- [Text section]:
I know that, that was my point, they (or something like them)
should be available.
>> and so on.
>>
>> All the packages should be using font-lock-* faces as far as
>> possible. Then the themes can all set the same set of faces
>> much more easily.
>
> I cannot speak to whether it is appropriate for Gnus to define
> faces for its use here or whether it should instead just use
> common font-lock faces instead. I do not use Gnus.
I'm only using GNUS as an example. Take a look at
manoj-dark-theme. You'll see the problem.
> That kind of question needs to be decided on a case-by-case
> basis. I only want to add here that it is NOT the case that
> libraries "should" reuse font-lock faces, in general. They
> should use font-lock faces when that makes sense, and not
> otherwise.
>
> The advantage of reusing a common face is the same as the
> disadavantage: change it once here and it gets changed everywhere
> it is used. That makes some things easier and others more
> difficult.
>
> What is especially pernicious, IMO, is *hard-coding* the use
> of a particular face, rather than providing a new face whose
> default appearance *inherits* from that face.
>
> That makes it unnecessarily difficult for a user to customize
> the use of that particular highlighting.
>
> E.g., a given library `foo.el' might well define a face
> `foo-emphasis', which might inherit its default appearance from
> the basic face `italic'. It is then easy for a user to
> customize the appearance of that Foo highlighting without
> affecting use of face `italic' throughout Emacs.

- [Extracted data]:
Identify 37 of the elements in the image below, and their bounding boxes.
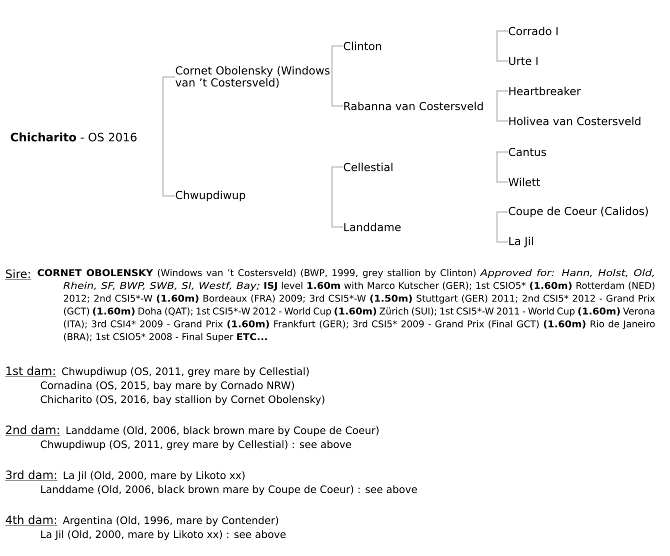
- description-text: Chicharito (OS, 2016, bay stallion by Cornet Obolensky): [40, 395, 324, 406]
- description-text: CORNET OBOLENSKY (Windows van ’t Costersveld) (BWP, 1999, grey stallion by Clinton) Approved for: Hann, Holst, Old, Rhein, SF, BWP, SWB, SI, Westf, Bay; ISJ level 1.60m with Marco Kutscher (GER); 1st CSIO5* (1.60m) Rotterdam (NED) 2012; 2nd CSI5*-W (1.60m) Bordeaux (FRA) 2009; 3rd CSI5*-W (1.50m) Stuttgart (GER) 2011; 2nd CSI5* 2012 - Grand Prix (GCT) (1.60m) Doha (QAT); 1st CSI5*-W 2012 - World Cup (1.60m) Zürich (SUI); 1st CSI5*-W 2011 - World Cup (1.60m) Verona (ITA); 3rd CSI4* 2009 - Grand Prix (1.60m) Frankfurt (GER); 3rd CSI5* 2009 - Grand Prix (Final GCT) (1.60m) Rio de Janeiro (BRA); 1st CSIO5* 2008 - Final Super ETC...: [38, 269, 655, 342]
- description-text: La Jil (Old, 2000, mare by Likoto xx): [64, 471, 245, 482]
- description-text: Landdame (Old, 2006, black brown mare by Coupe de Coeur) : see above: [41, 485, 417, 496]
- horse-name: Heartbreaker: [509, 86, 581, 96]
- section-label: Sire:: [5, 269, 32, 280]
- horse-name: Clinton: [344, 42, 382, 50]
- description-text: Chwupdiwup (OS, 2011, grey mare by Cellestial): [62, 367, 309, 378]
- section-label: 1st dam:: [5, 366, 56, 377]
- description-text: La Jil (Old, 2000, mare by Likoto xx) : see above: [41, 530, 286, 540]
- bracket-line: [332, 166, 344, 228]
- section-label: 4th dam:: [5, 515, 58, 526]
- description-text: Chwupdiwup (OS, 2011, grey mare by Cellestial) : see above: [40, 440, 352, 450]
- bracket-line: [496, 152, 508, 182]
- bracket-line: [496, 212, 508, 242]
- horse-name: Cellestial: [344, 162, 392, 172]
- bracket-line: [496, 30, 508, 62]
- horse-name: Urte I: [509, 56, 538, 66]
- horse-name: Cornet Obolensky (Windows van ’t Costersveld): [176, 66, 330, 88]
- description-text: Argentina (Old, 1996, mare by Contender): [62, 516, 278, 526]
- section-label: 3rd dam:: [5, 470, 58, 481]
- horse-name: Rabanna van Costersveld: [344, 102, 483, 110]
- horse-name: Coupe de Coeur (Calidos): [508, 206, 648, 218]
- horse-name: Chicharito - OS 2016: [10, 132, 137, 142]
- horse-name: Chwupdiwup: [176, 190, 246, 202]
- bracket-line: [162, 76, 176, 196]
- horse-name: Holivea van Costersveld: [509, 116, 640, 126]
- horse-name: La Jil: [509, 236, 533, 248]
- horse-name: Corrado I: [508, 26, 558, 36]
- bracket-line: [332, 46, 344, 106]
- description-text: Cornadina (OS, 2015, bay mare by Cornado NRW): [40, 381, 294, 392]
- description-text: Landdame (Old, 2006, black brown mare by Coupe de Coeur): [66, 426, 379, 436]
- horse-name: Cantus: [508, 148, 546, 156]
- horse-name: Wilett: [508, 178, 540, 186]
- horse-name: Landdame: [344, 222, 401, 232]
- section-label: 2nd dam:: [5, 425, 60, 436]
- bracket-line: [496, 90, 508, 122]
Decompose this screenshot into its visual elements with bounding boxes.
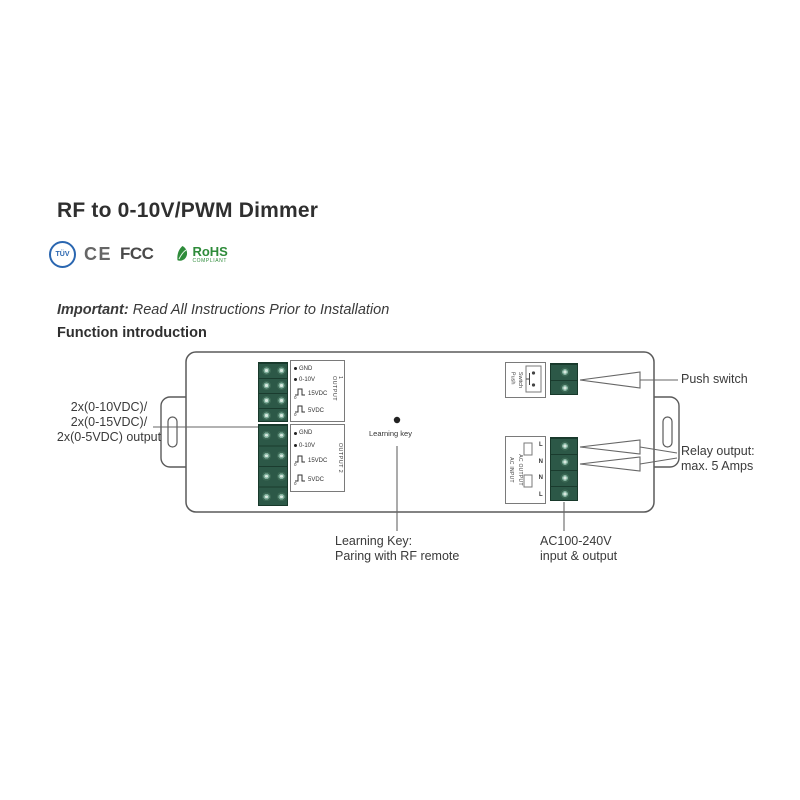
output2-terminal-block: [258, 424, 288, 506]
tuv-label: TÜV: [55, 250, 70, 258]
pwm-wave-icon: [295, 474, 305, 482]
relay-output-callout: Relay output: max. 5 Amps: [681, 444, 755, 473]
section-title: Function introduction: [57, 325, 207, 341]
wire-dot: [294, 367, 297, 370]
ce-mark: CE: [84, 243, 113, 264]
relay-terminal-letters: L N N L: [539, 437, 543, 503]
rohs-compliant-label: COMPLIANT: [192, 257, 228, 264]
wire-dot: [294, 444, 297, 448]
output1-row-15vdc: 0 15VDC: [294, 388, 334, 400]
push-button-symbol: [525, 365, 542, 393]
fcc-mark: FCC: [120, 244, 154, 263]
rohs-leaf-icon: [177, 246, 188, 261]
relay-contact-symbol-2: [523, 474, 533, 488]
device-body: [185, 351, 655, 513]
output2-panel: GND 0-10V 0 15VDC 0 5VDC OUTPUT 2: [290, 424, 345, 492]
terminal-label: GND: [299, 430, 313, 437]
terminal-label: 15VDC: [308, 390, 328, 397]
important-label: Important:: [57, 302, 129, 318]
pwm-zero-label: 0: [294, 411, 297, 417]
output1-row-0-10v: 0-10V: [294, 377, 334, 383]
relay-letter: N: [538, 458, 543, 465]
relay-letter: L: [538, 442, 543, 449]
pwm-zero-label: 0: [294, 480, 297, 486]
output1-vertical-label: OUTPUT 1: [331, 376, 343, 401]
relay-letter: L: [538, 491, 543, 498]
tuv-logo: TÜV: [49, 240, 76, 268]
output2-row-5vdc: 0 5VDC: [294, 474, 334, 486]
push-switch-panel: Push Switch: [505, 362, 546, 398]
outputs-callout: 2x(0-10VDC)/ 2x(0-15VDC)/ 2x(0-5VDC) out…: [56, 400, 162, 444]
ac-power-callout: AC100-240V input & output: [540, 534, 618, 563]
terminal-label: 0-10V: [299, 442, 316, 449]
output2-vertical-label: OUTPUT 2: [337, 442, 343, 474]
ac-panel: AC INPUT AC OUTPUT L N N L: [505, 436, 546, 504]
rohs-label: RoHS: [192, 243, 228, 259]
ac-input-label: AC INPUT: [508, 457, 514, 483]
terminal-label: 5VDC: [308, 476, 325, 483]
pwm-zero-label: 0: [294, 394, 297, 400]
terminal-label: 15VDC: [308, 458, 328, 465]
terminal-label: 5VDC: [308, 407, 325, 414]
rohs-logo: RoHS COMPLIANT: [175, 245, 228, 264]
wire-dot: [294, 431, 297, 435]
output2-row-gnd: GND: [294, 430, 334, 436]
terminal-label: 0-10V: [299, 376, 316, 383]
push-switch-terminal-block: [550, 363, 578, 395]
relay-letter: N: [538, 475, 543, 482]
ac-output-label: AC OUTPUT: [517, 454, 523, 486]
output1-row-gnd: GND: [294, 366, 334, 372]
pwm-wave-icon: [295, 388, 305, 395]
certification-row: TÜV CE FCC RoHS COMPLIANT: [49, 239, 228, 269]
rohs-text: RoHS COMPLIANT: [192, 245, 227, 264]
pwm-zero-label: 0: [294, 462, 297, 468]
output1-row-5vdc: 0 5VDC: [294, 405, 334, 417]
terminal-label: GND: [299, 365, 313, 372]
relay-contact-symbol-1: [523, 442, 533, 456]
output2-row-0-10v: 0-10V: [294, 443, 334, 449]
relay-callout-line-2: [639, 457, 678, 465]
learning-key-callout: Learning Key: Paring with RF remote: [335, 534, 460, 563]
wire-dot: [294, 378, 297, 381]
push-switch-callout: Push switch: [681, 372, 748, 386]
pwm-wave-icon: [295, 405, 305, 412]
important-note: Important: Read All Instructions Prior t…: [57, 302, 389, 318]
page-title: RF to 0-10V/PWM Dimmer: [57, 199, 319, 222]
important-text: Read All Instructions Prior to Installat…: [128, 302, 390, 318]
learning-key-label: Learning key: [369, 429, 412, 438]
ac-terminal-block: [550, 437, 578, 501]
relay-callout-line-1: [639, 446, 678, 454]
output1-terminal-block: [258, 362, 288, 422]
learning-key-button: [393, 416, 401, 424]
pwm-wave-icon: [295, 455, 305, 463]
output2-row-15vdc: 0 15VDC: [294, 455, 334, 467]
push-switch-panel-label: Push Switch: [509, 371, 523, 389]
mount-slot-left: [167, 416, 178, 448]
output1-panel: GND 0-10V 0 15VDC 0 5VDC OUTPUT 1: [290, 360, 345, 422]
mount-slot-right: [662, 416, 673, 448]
--
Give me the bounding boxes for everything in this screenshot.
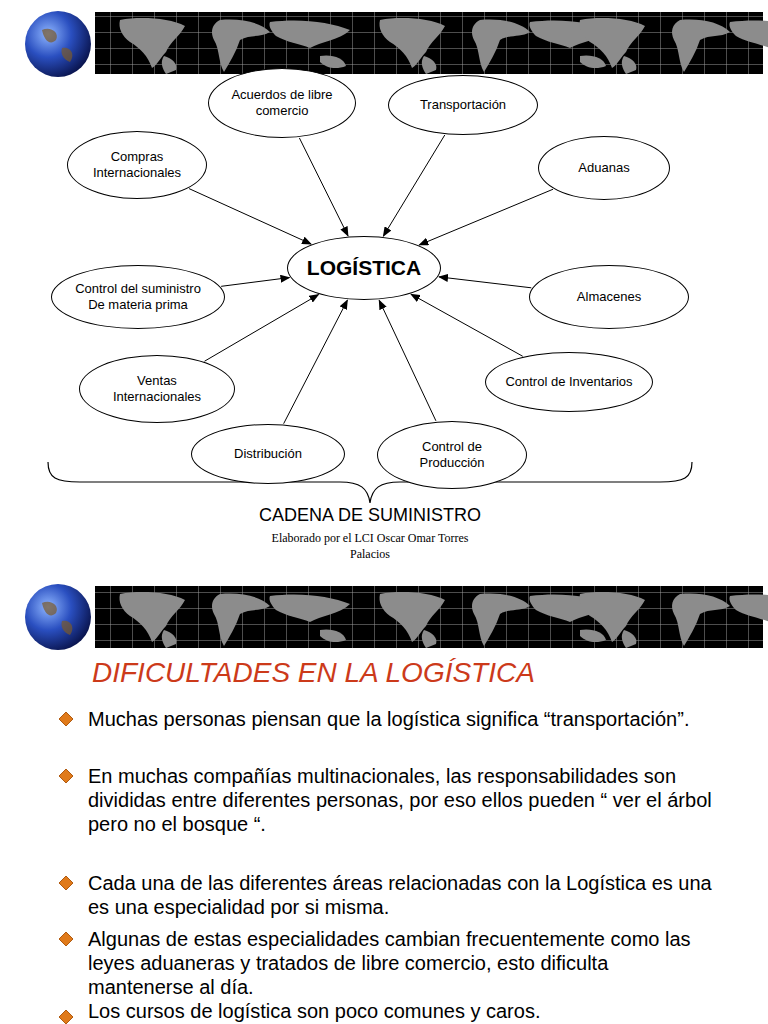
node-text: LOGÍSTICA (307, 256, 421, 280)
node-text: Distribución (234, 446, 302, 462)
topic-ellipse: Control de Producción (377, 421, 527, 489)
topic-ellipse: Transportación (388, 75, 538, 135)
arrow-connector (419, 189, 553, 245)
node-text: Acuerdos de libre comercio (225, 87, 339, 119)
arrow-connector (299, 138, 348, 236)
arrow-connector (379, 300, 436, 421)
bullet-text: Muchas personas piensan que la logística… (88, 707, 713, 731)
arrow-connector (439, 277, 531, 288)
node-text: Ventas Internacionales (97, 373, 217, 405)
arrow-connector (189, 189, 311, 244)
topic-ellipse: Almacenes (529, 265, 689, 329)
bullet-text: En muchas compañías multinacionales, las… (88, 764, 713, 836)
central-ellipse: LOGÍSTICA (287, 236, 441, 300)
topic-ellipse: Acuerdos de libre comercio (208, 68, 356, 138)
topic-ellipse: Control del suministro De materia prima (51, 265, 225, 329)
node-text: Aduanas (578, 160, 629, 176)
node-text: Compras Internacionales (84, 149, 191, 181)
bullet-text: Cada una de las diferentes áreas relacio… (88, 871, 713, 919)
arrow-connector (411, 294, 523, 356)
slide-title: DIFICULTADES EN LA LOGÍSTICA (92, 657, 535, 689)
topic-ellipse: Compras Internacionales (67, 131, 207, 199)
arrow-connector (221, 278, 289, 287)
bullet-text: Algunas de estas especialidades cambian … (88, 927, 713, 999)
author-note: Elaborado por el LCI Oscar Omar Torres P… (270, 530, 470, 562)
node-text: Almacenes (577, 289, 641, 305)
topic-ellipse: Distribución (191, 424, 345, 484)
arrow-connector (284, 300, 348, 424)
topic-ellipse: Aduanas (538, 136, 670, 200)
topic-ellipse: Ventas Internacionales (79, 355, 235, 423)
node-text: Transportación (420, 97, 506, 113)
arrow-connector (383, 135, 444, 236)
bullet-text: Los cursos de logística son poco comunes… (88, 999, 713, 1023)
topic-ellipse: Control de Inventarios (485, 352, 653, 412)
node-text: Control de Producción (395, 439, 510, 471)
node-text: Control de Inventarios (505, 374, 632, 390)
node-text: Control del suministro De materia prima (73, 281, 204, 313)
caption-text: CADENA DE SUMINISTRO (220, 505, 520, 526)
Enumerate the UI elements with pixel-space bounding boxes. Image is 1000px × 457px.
--
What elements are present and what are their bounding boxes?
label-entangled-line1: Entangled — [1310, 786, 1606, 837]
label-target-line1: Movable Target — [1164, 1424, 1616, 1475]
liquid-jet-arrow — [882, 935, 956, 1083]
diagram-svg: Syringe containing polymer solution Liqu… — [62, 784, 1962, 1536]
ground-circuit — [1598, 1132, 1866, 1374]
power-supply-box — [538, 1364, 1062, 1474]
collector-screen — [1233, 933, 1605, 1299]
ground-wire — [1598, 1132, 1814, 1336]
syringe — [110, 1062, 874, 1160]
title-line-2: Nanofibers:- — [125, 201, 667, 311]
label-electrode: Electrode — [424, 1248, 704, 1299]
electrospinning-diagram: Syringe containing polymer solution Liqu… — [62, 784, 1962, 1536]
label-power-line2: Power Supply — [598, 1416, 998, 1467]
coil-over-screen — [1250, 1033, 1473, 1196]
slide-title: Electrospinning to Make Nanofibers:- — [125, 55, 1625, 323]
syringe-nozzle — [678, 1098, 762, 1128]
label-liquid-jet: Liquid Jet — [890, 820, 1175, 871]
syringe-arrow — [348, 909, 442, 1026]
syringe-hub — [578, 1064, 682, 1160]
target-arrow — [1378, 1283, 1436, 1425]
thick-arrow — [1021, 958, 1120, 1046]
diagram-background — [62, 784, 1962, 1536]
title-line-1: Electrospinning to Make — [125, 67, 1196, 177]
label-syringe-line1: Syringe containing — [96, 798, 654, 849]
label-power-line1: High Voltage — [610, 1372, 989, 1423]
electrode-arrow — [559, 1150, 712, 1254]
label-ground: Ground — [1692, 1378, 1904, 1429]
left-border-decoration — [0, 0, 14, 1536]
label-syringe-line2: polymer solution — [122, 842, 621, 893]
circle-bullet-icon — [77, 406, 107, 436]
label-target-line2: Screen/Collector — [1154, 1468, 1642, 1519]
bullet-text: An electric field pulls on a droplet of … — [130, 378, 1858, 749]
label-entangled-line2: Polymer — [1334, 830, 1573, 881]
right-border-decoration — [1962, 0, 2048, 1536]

- [To do]:
[A] In the Emacs faces discussion, which theme does the writer suggest looking at to see the problem?
[B] Output the rows from the line with "What elements are" up to and including the line with "right-border-decoration — [1962, 0, 2048, 1536]" as a Markdown table with columns No. and Line. Leave out blank lines.

- [Responses for each task]:
[A] manoj-dark-theme

[B]
| No. | Line |
|---|---|
| 1 | What elements are present and what are their bounding boxes? |
| 2 | label-entangled-line1: Entangled — [1310, 786, 1606, 837] |
| 3 | label-target-line1: Movable Target — [1164, 1424, 1616, 1475] |
| 4 | liquid-jet-arrow — [882, 935, 956, 1083] |
| 5 | diagram-svg: Syringe containing polymer solution Liqu… — [62, 784, 1962, 1536] |
| 6 | ground-circuit — [1598, 1132, 1866, 1374] |
| 7 | power-supply-box — [538, 1364, 1062, 1474] |
| 8 | collector-screen — [1233, 933, 1605, 1299] |
| 9 | ground-wire — [1598, 1132, 1814, 1336] |
| 10 | syringe — [110, 1062, 874, 1160] |
| 11 | title-line-2: Nanofibers:- — [125, 201, 667, 311] |
| 12 | label-electrode: Electrode — [424, 1248, 704, 1299] |
| 13 | electrospinning-diagram: Syringe containing polymer solution Liqu… — [62, 784, 1962, 1536] |
| 14 | label-power-line2: Power Supply — [598, 1416, 998, 1467] |
| 15 | coil-over-screen — [1250, 1033, 1473, 1196] |
| 16 | slide-title: Electrospinning to Make Nanofibers:- — [125, 55, 1625, 323] |
| 17 | syringe-nozzle — [678, 1098, 762, 1128] |
| 18 | label-liquid-jet: Liquid Jet — [890, 820, 1175, 871] |
| 19 | syringe-arrow — [348, 909, 442, 1026] |
| 20 | syringe-hub — [578, 1064, 682, 1160] |
| 21 | target-arrow — [1378, 1283, 1436, 1425] |
| 22 | thick-arrow — [1021, 958, 1120, 1046] |
| 23 | diagram-background — [62, 784, 1962, 1536] |
| 24 | title-line-1: Electrospinning to Make — [125, 67, 1196, 177] |
| 25 | label-syringe-line1: Syringe containing — [96, 798, 654, 849] |
| 26 | label-power-line1: High Voltage — [610, 1372, 989, 1423] |
| 27 | electrode-arrow — [559, 1150, 712, 1254] |
| 28 | label-ground: Ground — [1692, 1378, 1904, 1429] |
| 29 | left-border-decoration — [0, 0, 14, 1536] |
| 30 | label-syringe-line2: polymer solution — [122, 842, 621, 893] |
| 31 | circle-bullet-icon — [77, 406, 107, 436] |
| 32 | label-target-line2: Screen/Collector — [1154, 1468, 1642, 1519] |
| 33 | bullet-text: An electric field pulls on a droplet of … — [130, 378, 1858, 749] |
| 34 | label-entangled-line2: Polymer — [1334, 830, 1573, 881] |
| 35 | right-border-decoration — [1962, 0, 2048, 1536] |